For going around, she often depended on my father. And so it was with her visits to the bank - usually on Saturday mornings. Dad would take her to nearby PJ New Town where the HSBC Bank was, drop her off to do her banking then return some time later after his breakfast to pick her up from that very busy part of town. Right in front of the HSBC Bank was a carpark (invariably full) and the lane that ran through it. Mum would usually just be waiting by the side of the lane and hop into the car as Dad came by. Perhaps people were simply more patient in those days, or maybe they’d gotten the routine down pat because she wouldn’t usually be waiting too long for him.

One very busy Saturday, she stood waiting for him as a long line of cars made their way slowly past. She finally spotted the beige Mazda 323 we used to have in those days and walked up to it, grabbed the door handle as it paused momentarily, then got in and sat down. As she reached to her left for the seat belt, she began talking to my father, the topic of which we never found out. That morning she struggled a bit with the belt, and as she continued her conversation with Dad, she became frustrated with both the belt and his silence. She finally got the belt sorted, clicked it into the receptacle on her right while saying sharply, ‘Eh, why aren’t you talking to me?’.

She looked up from her seat belt struggles only to find, not my father, but a strange young man, his eyes big with surprise and shock and his mouth hanging open in stunned silence.

Mum, in equal shock, quickly said ‘Oh, sorry!’ somehow smoothly unclicked the seat belt and jumped out of the beige car - not a Mazda and certainly not our Mazda, leaving behind a bewildered young man with a tale to tell his family.

She stood there embarassed for a while then eventually spotted the correct car, got in and asked my Dad ‘Eh, where were you?’

Sunday, April 19, 2015

Mum-meries 1: The Patriotic Songs Sessions

In the lead up to Mothers Day, I thought I’d just write a little about my mother. Nothing too organised - just random recollections and bits of trivia.

Here’s one of my favourite Mum-meries which I’ve told and retold quite a few times, but I reckon it’s worth another run around the block.

During World War II, Mum worked in a Japnese bank. It was a civilian-run affair but of course despite the absence of army uniforms, one was constantly reminded that one worked for a colonising power. Mum was only 16-17 then but being the eldest child, she had to contribute to the family too.

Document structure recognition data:

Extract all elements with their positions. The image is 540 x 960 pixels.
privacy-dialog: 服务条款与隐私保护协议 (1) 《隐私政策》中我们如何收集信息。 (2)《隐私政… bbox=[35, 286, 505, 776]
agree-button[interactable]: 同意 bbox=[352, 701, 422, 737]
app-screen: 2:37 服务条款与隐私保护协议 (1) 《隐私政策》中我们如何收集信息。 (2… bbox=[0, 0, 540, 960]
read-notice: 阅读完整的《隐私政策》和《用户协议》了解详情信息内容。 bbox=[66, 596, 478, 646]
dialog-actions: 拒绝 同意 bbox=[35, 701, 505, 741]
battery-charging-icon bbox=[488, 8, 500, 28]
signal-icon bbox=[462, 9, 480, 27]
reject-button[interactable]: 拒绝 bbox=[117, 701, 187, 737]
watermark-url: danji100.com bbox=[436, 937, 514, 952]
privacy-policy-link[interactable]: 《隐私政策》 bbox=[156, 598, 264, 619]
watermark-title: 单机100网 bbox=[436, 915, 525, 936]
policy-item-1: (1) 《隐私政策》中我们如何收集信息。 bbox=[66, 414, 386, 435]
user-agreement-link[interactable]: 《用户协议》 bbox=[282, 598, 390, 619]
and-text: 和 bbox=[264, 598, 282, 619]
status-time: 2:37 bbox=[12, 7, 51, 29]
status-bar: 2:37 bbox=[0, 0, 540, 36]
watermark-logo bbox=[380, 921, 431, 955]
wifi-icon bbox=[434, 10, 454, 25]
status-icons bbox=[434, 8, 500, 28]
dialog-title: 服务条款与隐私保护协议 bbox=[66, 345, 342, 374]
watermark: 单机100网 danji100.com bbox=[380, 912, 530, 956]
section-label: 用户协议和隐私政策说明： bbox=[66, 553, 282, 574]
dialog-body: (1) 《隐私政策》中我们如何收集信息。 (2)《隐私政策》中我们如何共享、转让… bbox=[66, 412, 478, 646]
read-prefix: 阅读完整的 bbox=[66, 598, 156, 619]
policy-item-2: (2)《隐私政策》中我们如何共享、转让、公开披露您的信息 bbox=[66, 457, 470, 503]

GOAL OF THE EXERCISE: Could you write the next part of the recollections about the writer's mother, picking up after the line about her contributing to the family at 16-17? This material was taken from a different source than the text about the writer's mother.

SOLVED EXERCISE:
The Manager of the bank at one point started an after-work Patriotic Songs session where the staff were taught, and practiced singing, patriotic Japanese songs. Mum chose not to attend and one day the Manager came to her with a sealed letter addressed to her father. ‘You are very disobedient. Show this to your father and I want a reply soon.’

The letter said Mum was very headtsrong and disobedient and that she’d refused to attend the Patriotic Songs sessions. It ended with a request for my grandfather to discipline Mum.

How do we know the contents of the letter? Well, Mum took it back to her desk where she opened it, read it, and disgustedly threw it in the bin! A few days later, the Manager came to Mum and asked if she’d handed the letter to her father. She said ‘No! Why should i? It was all nonsense.’ thereby admitting she’d not just disobeyed him, but had also opened a private missive.

Infuriated, he raised his arm to slap her but she reached out and grabbed his hand in mid-flight, glared at him and said ‘You are someone now because your country invaded us. But after the war you will be nobody and if I ever see you again then, I will spit in your face!’

Remarkably, he did not react and did not get her in trouble. And as I understand it, she did not have to go for Patriotic Songs sessions.

When she told us this story many years ago, we said she had been mad, and that if things had gone just so slightly differently and the Manager had gotten her in trouble, we’d never have come to be. She was unperturbed and instead said something about this manager eventually settling in Singapore. His name was Sasaki and she’d never seen him again.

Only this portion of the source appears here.